BEGIN RECORD SET

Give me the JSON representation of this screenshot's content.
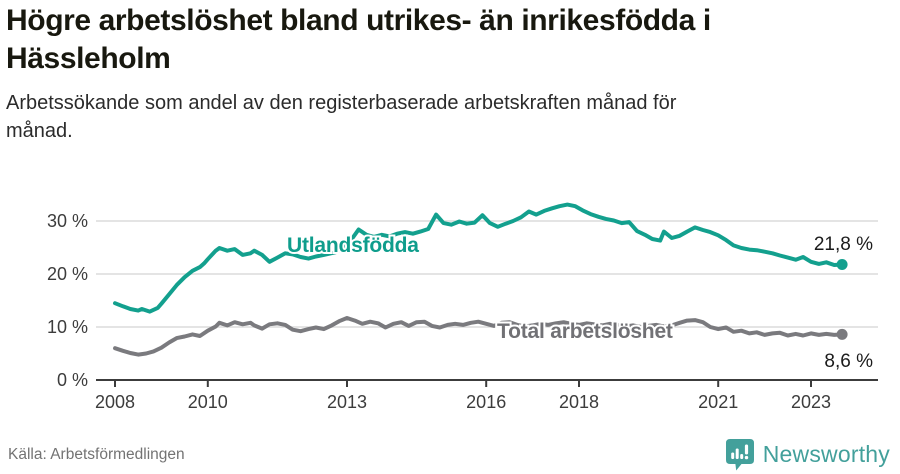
{
  "header": {
    "title": "Högre arbetslöshet bland utrikes- än inrikesfödda i Hässleholm",
    "subtitle": "Arbetssökande som andel av den registerbaserade arbetskraften månad för månad."
  },
  "footer": {
    "source": "Källa: Arbetsförmedlingen",
    "brand": "Newsworthy"
  },
  "colors": {
    "accent_teal": "#13a08e",
    "series_gray": "#7a7a7e",
    "gridline": "#dcdcdc",
    "axis": "#3c3c3c",
    "tick_label": "#3c3c3c",
    "end_label": "#1b1b1b",
    "logo_teal": "#43a09b",
    "background": "#ffffff"
  },
  "chart_data": {
    "type": "line",
    "title": "Högre arbetslöshet bland utrikes- än inrikesfödda i Hässleholm",
    "subtitle": "Arbetssökande som andel av den registerbaserade arbetskraften månad för månad.",
    "unit": "%",
    "grid": true,
    "x_range": [
      2008.0,
      2023.67
    ],
    "ylim": [
      0,
      35
    ],
    "y_axis": {
      "ticks": [
        {
          "value": 0,
          "label": "0 %"
        },
        {
          "value": 10,
          "label": "10 %"
        },
        {
          "value": 20,
          "label": "20 %"
        },
        {
          "value": 30,
          "label": "30 %"
        }
      ]
    },
    "x_axis": {
      "ticks": [
        {
          "year": 2008,
          "label": "2008"
        },
        {
          "year": 2010,
          "label": "2010"
        },
        {
          "year": 2013,
          "label": "2013"
        },
        {
          "year": 2016,
          "label": "2016"
        },
        {
          "year": 2018,
          "label": "2018"
        },
        {
          "year": 2021,
          "label": "2021"
        },
        {
          "year": 2023,
          "label": "2023"
        }
      ]
    },
    "series": [
      {
        "id": "total",
        "name": "Total arbetslöshet",
        "color": "#7a7a7e",
        "label_color": "#717175",
        "end_label": "8,6 %",
        "end_value": 8.6,
        "points": [
          [
            2008.0,
            6.0
          ],
          [
            2008.17,
            5.5
          ],
          [
            2008.33,
            5.1
          ],
          [
            2008.5,
            4.8
          ],
          [
            2008.67,
            5.0
          ],
          [
            2008.83,
            5.4
          ],
          [
            2009.0,
            6.1
          ],
          [
            2009.17,
            7.1
          ],
          [
            2009.33,
            7.9
          ],
          [
            2009.5,
            8.2
          ],
          [
            2009.67,
            8.6
          ],
          [
            2009.83,
            8.3
          ],
          [
            2010.0,
            9.3
          ],
          [
            2010.17,
            10.1
          ],
          [
            2010.25,
            10.8
          ],
          [
            2010.42,
            10.3
          ],
          [
            2010.58,
            10.9
          ],
          [
            2010.75,
            10.5
          ],
          [
            2010.92,
            10.8
          ],
          [
            2011.0,
            10.3
          ],
          [
            2011.17,
            9.7
          ],
          [
            2011.33,
            10.5
          ],
          [
            2011.5,
            10.7
          ],
          [
            2011.67,
            10.4
          ],
          [
            2011.83,
            9.5
          ],
          [
            2012.0,
            9.2
          ],
          [
            2012.17,
            9.6
          ],
          [
            2012.33,
            9.9
          ],
          [
            2012.5,
            9.6
          ],
          [
            2012.67,
            10.3
          ],
          [
            2012.83,
            11.1
          ],
          [
            2013.0,
            11.7
          ],
          [
            2013.17,
            11.2
          ],
          [
            2013.33,
            10.6
          ],
          [
            2013.5,
            11.0
          ],
          [
            2013.67,
            10.7
          ],
          [
            2013.83,
            9.9
          ],
          [
            2014.0,
            10.6
          ],
          [
            2014.17,
            10.9
          ],
          [
            2014.33,
            10.2
          ],
          [
            2014.5,
            10.9
          ],
          [
            2014.67,
            11.0
          ],
          [
            2014.83,
            10.2
          ],
          [
            2015.0,
            9.9
          ],
          [
            2015.17,
            10.4
          ],
          [
            2015.33,
            10.6
          ],
          [
            2015.5,
            10.4
          ],
          [
            2015.67,
            10.8
          ],
          [
            2015.83,
            11.0
          ],
          [
            2016.0,
            10.6
          ],
          [
            2016.17,
            10.2
          ],
          [
            2016.33,
            10.8
          ],
          [
            2016.5,
            10.9
          ],
          [
            2016.67,
            10.4
          ],
          [
            2016.83,
            10.1
          ],
          [
            2017.0,
            10.3
          ],
          [
            2017.17,
            10.6
          ],
          [
            2017.33,
            10.4
          ],
          [
            2017.5,
            10.7
          ],
          [
            2017.67,
            10.9
          ],
          [
            2017.83,
            10.6
          ],
          [
            2018.0,
            10.4
          ],
          [
            2018.17,
            10.7
          ],
          [
            2018.33,
            10.5
          ],
          [
            2018.5,
            10.3
          ],
          [
            2018.67,
            10.6
          ],
          [
            2018.83,
            10.4
          ],
          [
            2019.0,
            10.1
          ],
          [
            2019.17,
            10.3
          ],
          [
            2019.33,
            10.0
          ],
          [
            2019.5,
            10.2
          ],
          [
            2019.67,
            10.4
          ],
          [
            2019.83,
            10.1
          ],
          [
            2020.0,
            10.3
          ],
          [
            2020.17,
            10.8
          ],
          [
            2020.33,
            11.2
          ],
          [
            2020.5,
            11.3
          ],
          [
            2020.67,
            10.9
          ],
          [
            2020.83,
            10.0
          ],
          [
            2021.0,
            9.6
          ],
          [
            2021.17,
            9.9
          ],
          [
            2021.33,
            9.1
          ],
          [
            2021.5,
            9.3
          ],
          [
            2021.67,
            8.8
          ],
          [
            2021.83,
            9.0
          ],
          [
            2022.0,
            8.5
          ],
          [
            2022.17,
            8.8
          ],
          [
            2022.33,
            8.9
          ],
          [
            2022.5,
            8.4
          ],
          [
            2022.67,
            8.7
          ],
          [
            2022.83,
            8.4
          ],
          [
            2023.0,
            8.8
          ],
          [
            2023.17,
            8.5
          ],
          [
            2023.33,
            8.7
          ],
          [
            2023.5,
            8.5
          ],
          [
            2023.67,
            8.6
          ]
        ]
      },
      {
        "id": "utlandsfodda",
        "name": "Utlandsfödda",
        "color": "#13a08e",
        "label_color": "#0f9d8c",
        "end_label": "21,8 %",
        "end_value": 21.8,
        "points": [
          [
            2008.0,
            14.5
          ],
          [
            2008.17,
            13.9
          ],
          [
            2008.33,
            13.4
          ],
          [
            2008.5,
            13.1
          ],
          [
            2008.58,
            13.4
          ],
          [
            2008.75,
            12.9
          ],
          [
            2008.92,
            13.6
          ],
          [
            2009.0,
            14.4
          ],
          [
            2009.17,
            16.2
          ],
          [
            2009.33,
            17.9
          ],
          [
            2009.5,
            19.4
          ],
          [
            2009.67,
            20.6
          ],
          [
            2009.83,
            21.3
          ],
          [
            2009.92,
            22.0
          ],
          [
            2010.0,
            22.8
          ],
          [
            2010.17,
            24.4
          ],
          [
            2010.25,
            24.9
          ],
          [
            2010.42,
            24.4
          ],
          [
            2010.58,
            24.7
          ],
          [
            2010.75,
            23.6
          ],
          [
            2010.92,
            23.9
          ],
          [
            2011.0,
            24.4
          ],
          [
            2011.17,
            23.6
          ],
          [
            2011.33,
            22.3
          ],
          [
            2011.5,
            23.1
          ],
          [
            2011.67,
            23.9
          ],
          [
            2011.83,
            23.7
          ],
          [
            2012.0,
            23.2
          ],
          [
            2012.17,
            22.9
          ],
          [
            2012.33,
            23.3
          ],
          [
            2012.5,
            23.6
          ],
          [
            2012.75,
            24.1
          ],
          [
            2012.92,
            24.8
          ],
          [
            2013.08,
            26.3
          ],
          [
            2013.25,
            28.4
          ],
          [
            2013.42,
            27.4
          ],
          [
            2013.58,
            27.0
          ],
          [
            2013.75,
            27.4
          ],
          [
            2013.92,
            27.1
          ],
          [
            2014.08,
            27.6
          ],
          [
            2014.25,
            27.9
          ],
          [
            2014.42,
            27.6
          ],
          [
            2014.58,
            28.0
          ],
          [
            2014.75,
            28.5
          ],
          [
            2014.92,
            31.2
          ],
          [
            2015.08,
            29.6
          ],
          [
            2015.25,
            29.3
          ],
          [
            2015.42,
            29.9
          ],
          [
            2015.58,
            29.5
          ],
          [
            2015.75,
            29.7
          ],
          [
            2015.92,
            31.1
          ],
          [
            2016.08,
            29.6
          ],
          [
            2016.25,
            28.9
          ],
          [
            2016.42,
            29.5
          ],
          [
            2016.58,
            30.0
          ],
          [
            2016.75,
            30.7
          ],
          [
            2016.92,
            31.8
          ],
          [
            2017.08,
            31.2
          ],
          [
            2017.25,
            31.9
          ],
          [
            2017.42,
            32.4
          ],
          [
            2017.58,
            32.8
          ],
          [
            2017.75,
            33.1
          ],
          [
            2017.92,
            32.8
          ],
          [
            2018.08,
            32.0
          ],
          [
            2018.25,
            31.3
          ],
          [
            2018.42,
            30.8
          ],
          [
            2018.58,
            30.4
          ],
          [
            2018.75,
            30.1
          ],
          [
            2018.92,
            29.6
          ],
          [
            2019.08,
            29.8
          ],
          [
            2019.25,
            28.1
          ],
          [
            2019.42,
            27.4
          ],
          [
            2019.58,
            26.6
          ],
          [
            2019.75,
            26.3
          ],
          [
            2019.83,
            28.0
          ],
          [
            2020.0,
            26.8
          ],
          [
            2020.17,
            27.2
          ],
          [
            2020.33,
            28.0
          ],
          [
            2020.5,
            28.8
          ],
          [
            2020.67,
            28.3
          ],
          [
            2020.83,
            27.9
          ],
          [
            2021.0,
            27.3
          ],
          [
            2021.17,
            26.4
          ],
          [
            2021.33,
            25.4
          ],
          [
            2021.5,
            24.9
          ],
          [
            2021.67,
            24.6
          ],
          [
            2021.83,
            24.5
          ],
          [
            2022.0,
            24.2
          ],
          [
            2022.17,
            23.9
          ],
          [
            2022.33,
            23.5
          ],
          [
            2022.5,
            23.1
          ],
          [
            2022.67,
            22.7
          ],
          [
            2022.83,
            23.2
          ],
          [
            2023.0,
            22.3
          ],
          [
            2023.17,
            21.9
          ],
          [
            2023.33,
            22.2
          ],
          [
            2023.5,
            21.7
          ],
          [
            2023.67,
            21.8
          ]
        ]
      }
    ],
    "legend_position": "inline-labels"
  }
}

END RECORD SET

> [REQUEST]: Whenever "year" turns up in a line, pick that line out.

> [EXERCISE SOLUTION]:
          "year": 2008,
          "year": 2010,
          "year": 2013,
          "year": 2016,
          "year": 2018,
          "year": 2021,
          "year": 2023,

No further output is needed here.